• _What is expected_:
Count every line below in which "title" occurs, then give only the count.

-------- Supplied material

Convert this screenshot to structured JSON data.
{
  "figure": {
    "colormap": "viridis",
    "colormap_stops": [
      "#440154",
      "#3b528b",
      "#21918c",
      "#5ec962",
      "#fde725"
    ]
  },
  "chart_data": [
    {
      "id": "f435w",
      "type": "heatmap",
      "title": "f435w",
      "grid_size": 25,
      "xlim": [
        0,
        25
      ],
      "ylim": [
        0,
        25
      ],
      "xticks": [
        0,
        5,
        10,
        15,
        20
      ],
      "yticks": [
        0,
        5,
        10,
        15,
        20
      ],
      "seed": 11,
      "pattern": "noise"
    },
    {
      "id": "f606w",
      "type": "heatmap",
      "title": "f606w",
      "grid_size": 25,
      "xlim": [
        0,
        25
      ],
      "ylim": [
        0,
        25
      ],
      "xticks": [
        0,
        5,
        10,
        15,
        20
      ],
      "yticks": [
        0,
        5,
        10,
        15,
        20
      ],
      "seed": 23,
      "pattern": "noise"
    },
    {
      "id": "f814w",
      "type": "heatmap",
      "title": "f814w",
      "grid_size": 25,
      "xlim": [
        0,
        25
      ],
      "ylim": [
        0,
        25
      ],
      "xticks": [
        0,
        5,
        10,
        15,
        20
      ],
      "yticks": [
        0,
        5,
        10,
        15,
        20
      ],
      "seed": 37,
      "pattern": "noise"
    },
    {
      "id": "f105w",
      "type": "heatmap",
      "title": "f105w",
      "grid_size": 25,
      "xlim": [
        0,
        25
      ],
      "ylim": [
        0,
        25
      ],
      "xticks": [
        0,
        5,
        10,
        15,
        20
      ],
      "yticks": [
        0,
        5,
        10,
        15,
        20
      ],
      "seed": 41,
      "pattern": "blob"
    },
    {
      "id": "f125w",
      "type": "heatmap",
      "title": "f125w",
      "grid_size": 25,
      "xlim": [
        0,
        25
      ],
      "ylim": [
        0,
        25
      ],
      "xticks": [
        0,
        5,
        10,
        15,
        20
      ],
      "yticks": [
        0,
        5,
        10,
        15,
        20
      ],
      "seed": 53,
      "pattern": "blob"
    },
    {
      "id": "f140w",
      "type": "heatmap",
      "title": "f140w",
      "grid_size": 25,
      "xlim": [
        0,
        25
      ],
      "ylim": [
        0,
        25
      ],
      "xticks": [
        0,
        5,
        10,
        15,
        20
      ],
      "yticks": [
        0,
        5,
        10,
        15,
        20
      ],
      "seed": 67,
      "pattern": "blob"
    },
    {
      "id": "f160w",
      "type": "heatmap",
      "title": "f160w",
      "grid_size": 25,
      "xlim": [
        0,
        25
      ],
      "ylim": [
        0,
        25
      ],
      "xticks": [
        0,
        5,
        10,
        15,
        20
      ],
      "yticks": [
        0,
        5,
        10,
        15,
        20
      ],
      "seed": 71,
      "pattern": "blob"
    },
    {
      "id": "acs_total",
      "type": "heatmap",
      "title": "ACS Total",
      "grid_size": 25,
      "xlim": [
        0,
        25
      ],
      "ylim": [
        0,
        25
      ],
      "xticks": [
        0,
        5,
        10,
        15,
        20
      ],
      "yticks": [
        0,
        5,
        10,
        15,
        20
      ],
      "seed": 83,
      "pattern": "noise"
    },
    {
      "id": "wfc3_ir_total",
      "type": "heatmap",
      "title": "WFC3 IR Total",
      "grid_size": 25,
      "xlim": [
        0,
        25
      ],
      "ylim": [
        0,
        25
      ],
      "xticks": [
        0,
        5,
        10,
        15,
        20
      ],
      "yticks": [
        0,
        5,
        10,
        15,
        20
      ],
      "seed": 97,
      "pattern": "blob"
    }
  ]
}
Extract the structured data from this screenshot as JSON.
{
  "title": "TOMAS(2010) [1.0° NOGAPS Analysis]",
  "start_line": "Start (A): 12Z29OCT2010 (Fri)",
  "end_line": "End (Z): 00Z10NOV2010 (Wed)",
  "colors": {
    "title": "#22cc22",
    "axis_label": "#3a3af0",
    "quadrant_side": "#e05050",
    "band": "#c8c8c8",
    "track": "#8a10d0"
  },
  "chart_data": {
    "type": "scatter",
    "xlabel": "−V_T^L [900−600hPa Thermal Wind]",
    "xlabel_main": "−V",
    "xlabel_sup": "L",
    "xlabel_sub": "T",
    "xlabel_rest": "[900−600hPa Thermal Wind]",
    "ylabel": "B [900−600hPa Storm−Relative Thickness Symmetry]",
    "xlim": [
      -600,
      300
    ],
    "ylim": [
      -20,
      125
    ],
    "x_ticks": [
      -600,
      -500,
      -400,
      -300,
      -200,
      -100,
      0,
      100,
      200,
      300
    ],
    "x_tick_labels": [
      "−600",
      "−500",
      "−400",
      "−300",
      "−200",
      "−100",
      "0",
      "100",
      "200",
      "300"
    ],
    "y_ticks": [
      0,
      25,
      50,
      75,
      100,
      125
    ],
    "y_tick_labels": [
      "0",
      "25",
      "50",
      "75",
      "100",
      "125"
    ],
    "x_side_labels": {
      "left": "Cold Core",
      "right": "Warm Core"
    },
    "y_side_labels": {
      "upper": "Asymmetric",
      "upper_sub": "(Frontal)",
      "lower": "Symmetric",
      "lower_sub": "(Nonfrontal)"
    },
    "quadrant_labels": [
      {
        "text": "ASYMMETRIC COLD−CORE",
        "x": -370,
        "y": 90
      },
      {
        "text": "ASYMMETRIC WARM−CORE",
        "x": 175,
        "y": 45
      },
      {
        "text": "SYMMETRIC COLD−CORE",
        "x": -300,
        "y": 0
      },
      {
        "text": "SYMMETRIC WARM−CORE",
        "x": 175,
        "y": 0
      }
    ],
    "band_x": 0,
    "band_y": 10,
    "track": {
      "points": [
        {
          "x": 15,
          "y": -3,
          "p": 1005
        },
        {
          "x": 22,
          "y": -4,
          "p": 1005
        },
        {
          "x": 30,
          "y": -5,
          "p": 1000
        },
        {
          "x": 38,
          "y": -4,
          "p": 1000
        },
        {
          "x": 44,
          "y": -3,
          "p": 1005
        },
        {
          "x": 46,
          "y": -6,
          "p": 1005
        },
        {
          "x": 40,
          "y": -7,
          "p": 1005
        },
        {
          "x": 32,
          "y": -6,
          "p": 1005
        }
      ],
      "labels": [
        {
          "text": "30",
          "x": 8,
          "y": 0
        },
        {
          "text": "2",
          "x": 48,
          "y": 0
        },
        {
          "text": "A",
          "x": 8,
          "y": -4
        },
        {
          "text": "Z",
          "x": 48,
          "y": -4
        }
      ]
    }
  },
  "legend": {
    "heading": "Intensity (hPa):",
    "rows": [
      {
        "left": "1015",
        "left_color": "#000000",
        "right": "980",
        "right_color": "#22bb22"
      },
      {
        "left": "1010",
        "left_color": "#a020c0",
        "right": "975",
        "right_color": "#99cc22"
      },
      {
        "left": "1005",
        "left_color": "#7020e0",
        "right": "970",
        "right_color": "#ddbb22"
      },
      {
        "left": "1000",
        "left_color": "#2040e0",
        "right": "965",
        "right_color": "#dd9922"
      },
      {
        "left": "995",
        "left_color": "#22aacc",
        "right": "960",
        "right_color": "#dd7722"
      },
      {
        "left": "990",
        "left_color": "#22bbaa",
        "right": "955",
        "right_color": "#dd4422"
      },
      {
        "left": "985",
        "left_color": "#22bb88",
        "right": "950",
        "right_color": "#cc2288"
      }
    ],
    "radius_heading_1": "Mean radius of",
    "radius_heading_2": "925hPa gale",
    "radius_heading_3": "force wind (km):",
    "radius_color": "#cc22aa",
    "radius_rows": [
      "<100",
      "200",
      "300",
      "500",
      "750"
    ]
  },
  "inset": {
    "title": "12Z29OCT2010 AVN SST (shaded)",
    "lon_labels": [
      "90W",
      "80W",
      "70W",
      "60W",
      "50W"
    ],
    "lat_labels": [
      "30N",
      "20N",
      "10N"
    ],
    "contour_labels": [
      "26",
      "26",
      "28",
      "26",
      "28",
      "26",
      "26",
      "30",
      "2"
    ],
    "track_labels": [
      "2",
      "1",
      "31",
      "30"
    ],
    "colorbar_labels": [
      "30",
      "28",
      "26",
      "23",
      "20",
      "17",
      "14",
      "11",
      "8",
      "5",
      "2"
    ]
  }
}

----------------

• _Solved problem_:
12